Write out each line exactly as given. Leave the pictures out of your copy.

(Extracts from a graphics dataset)
□ □ □ □ □

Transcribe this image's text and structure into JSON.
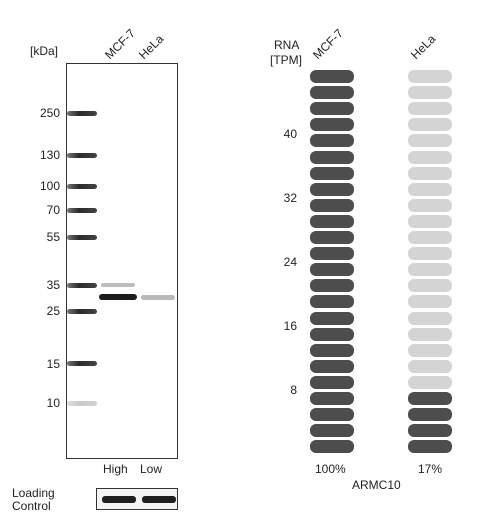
{
  "blot": {
    "unit_label": "[kDa]",
    "lanes": [
      "MCF-7",
      "HeLa"
    ],
    "markers": [
      "250",
      "130",
      "100",
      "70",
      "55",
      "35",
      "25",
      "15",
      "10"
    ],
    "expression": [
      "High",
      "Low"
    ],
    "loading_control": [
      "Loading",
      "Control"
    ]
  },
  "rna": {
    "header": [
      "RNA",
      "[TPM]"
    ],
    "lanes": [
      "MCF-7",
      "HeLa"
    ],
    "ticks": [
      "40",
      "32",
      "24",
      "16",
      "8"
    ],
    "percent": [
      "100%",
      "17%"
    ],
    "gene": "ARMC10",
    "total_cells": 24,
    "lane_filled_fraction": [
      1.0,
      0.17
    ],
    "colors": {
      "filled": "#4d4d4d",
      "empty": "#d4d4d4"
    }
  }
}
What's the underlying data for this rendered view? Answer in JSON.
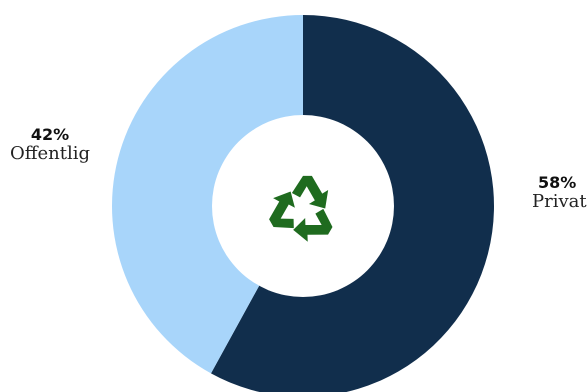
{
  "chart_data": {
    "type": "pie",
    "donut": true,
    "title": "",
    "categories": [
      "Offentlig",
      "Privat"
    ],
    "values": [
      42,
      58
    ],
    "labels": [
      "42%",
      "58%"
    ],
    "colors": [
      "#a8d5fa",
      "#112e4c"
    ],
    "center_icon": "recycle-icon",
    "center_icon_color": "#1f6b1f",
    "legend": "none",
    "start": "top",
    "direction": "clockwise-from-private"
  }
}
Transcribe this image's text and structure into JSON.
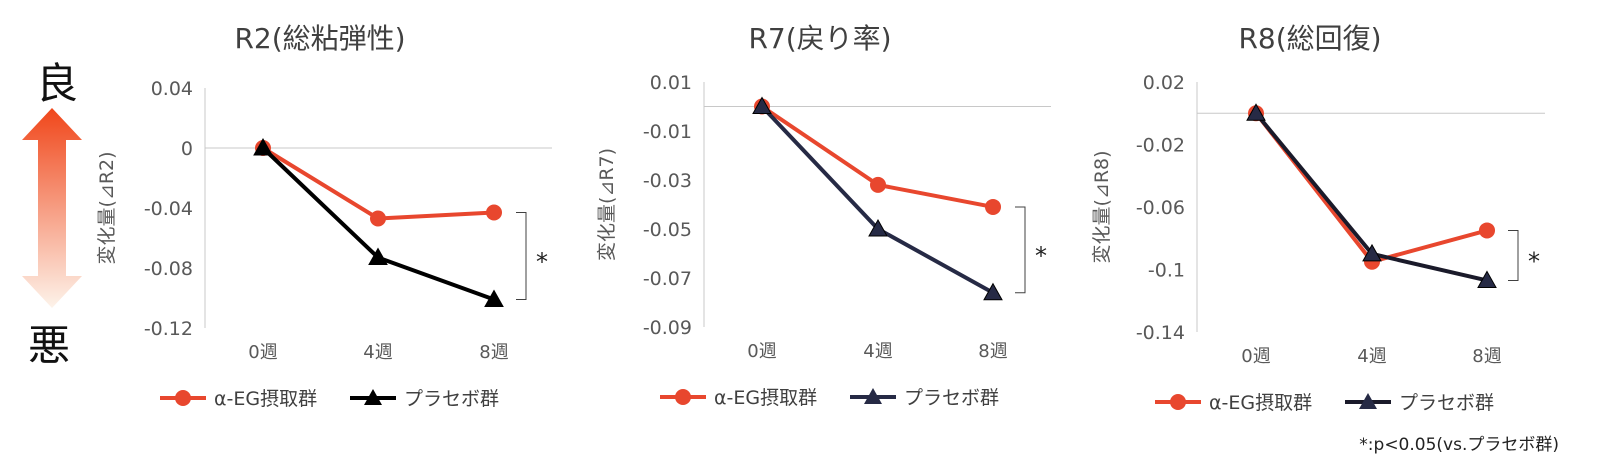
{
  "side_labels": {
    "good": "良",
    "bad": "悪"
  },
  "footnote": "*:p<0.05(vs.プラセボ群)",
  "colors": {
    "alpha": "#e8472e",
    "placebo_marker": "#000000",
    "placebo_line_1": "#000000",
    "placebo_line_2": "#262a45",
    "placebo_line_3": "#1a1a2a",
    "axis": "#c8c8c8",
    "tick_text": "#595959",
    "arrow_top": "#f0461a",
    "arrow_bottom": "#fdf3ea"
  },
  "chart_data": [
    {
      "type": "line",
      "title": "R2(総粘弾性)",
      "ylabel": "変化量(⊿R2)",
      "categories": [
        "0週",
        "4週",
        "8週"
      ],
      "yticks": [
        "0.04",
        "0",
        "-0.04",
        "-0.08",
        "-0.12"
      ],
      "ylim": [
        -0.12,
        0.04
      ],
      "series": [
        {
          "name": "α-EG摂取群",
          "values": [
            0,
            -0.047,
            -0.043
          ]
        },
        {
          "name": "プラセボ群",
          "values": [
            0,
            -0.073,
            -0.101
          ]
        }
      ],
      "significance": "*",
      "legend_position": "bottom"
    },
    {
      "type": "line",
      "title": "R7(戻り率)",
      "ylabel": "変化量(⊿R7)",
      "categories": [
        "0週",
        "4週",
        "8週"
      ],
      "yticks": [
        "0.01",
        "-0.01",
        "-0.03",
        "-0.05",
        "-0.07",
        "-0.09"
      ],
      "ylim": [
        -0.09,
        0.01
      ],
      "series": [
        {
          "name": "α-EG摂取群",
          "values": [
            0,
            -0.032,
            -0.041
          ]
        },
        {
          "name": "プラセボ群",
          "values": [
            0,
            -0.05,
            -0.076
          ]
        }
      ],
      "significance": "*",
      "legend_position": "bottom"
    },
    {
      "type": "line",
      "title": "R8(総回復)",
      "ylabel": "変化量(⊿R8)",
      "categories": [
        "0週",
        "4週",
        "8週"
      ],
      "yticks": [
        "0.02",
        "-0.02",
        "-0.06",
        "-0.1",
        "-0.14"
      ],
      "ylim": [
        -0.14,
        0.02
      ],
      "series": [
        {
          "name": "α-EG摂取群",
          "values": [
            0,
            -0.095,
            -0.075
          ]
        },
        {
          "name": "プラセボ群",
          "values": [
            0,
            -0.09,
            -0.107
          ]
        }
      ],
      "significance": "*",
      "legend_position": "bottom"
    }
  ]
}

□ □ □ □ □

** Right answer **
Transcribe this image's text and structure into JSON.
{
  "blot": {
    "unit_label": "[kDa]",
    "lanes": [
      "MCF-7",
      "HeLa"
    ],
    "markers": [
      "250",
      "130",
      "100",
      "70",
      "55",
      "35",
      "25",
      "15",
      "10"
    ],
    "expression": [
      "High",
      "Low"
    ],
    "loading_control": [
      "Loading",
      "Control"
    ]
  },
  "rna": {
    "header": [
      "RNA",
      "[TPM]"
    ],
    "lanes": [
      "MCF-7",
      "HeLa"
    ],
    "ticks": [
      "40",
      "32",
      "24",
      "16",
      "8"
    ],
    "percent": [
      "100%",
      "17%"
    ],
    "gene": "ARMC10",
    "total_cells": 24,
    "lane_filled_fraction": [
      1.0,
      0.17
    ],
    "colors": {
      "filled": "#4d4d4d",
      "empty": "#d4d4d4"
    }
  }
}
What's the underlying data for this rendered view? Answer in JSON.
{
  "chart_data": {
    "type": "pie",
    "donut": true,
    "title": "",
    "categories": [
      "Offentlig",
      "Privat"
    ],
    "values": [
      42,
      58
    ],
    "labels": [
      "42%",
      "58%"
    ],
    "colors": [
      "#a8d5fa",
      "#112e4c"
    ],
    "center_icon": "recycle-icon",
    "center_icon_color": "#1f6b1f",
    "legend": "none",
    "start": "top",
    "direction": "clockwise-from-private"
  }
}
Transcribe this image's text and structure into JSON.
{
  "side_labels": {
    "good": "良",
    "bad": "悪"
  },
  "footnote": "*:p<0.05(vs.プラセボ群)",
  "colors": {
    "alpha": "#e8472e",
    "placebo_marker": "#000000",
    "placebo_line_1": "#000000",
    "placebo_line_2": "#262a45",
    "placebo_line_3": "#1a1a2a",
    "axis": "#c8c8c8",
    "tick_text": "#595959",
    "arrow_top": "#f0461a",
    "arrow_bottom": "#fdf3ea"
  },
  "chart_data": [
    {
      "type": "line",
      "title": "R2(総粘弾性)",
      "ylabel": "変化量(⊿R2)",
      "categories": [
        "0週",
        "4週",
        "8週"
      ],
      "yticks": [
        "0.04",
        "0",
        "-0.04",
        "-0.08",
        "-0.12"
      ],
      "ylim": [
        -0.12,
        0.04
      ],
      "series": [
        {
          "name": "α-EG摂取群",
          "values": [
            0,
            -0.047,
            -0.043
          ]
        },
        {
          "name": "プラセボ群",
          "values": [
            0,
            -0.073,
            -0.101
          ]
        }
      ],
      "significance": "*",
      "legend_position": "bottom"
    },
    {
      "type": "line",
      "title": "R7(戻り率)",
      "ylabel": "変化量(⊿R7)",
      "categories": [
        "0週",
        "4週",
        "8週"
      ],
      "yticks": [
        "0.01",
        "-0.01",
        "-0.03",
        "-0.05",
        "-0.07",
        "-0.09"
      ],
      "ylim": [
        -0.09,
        0.01
      ],
      "series": [
        {
          "name": "α-EG摂取群",
          "values": [
            0,
            -0.032,
            -0.041
          ]
        },
        {
          "name": "プラセボ群",
          "values": [
            0,
            -0.05,
            -0.076
          ]
        }
      ],
      "significance": "*",
      "legend_position": "bottom"
    },
    {
      "type": "line",
      "title": "R8(総回復)",
      "ylabel": "変化量(⊿R8)",
      "categories": [
        "0週",
        "4週",
        "8週"
      ],
      "yticks": [
        "0.02",
        "-0.02",
        "-0.06",
        "-0.1",
        "-0.14"
      ],
      "ylim": [
        -0.14,
        0.02
      ],
      "series": [
        {
          "name": "α-EG摂取群",
          "values": [
            0,
            -0.095,
            -0.075
          ]
        },
        {
          "name": "プラセボ群",
          "values": [
            0,
            -0.09,
            -0.107
          ]
        }
      ],
      "significance": "*",
      "legend_position": "bottom"
    }
  ]
}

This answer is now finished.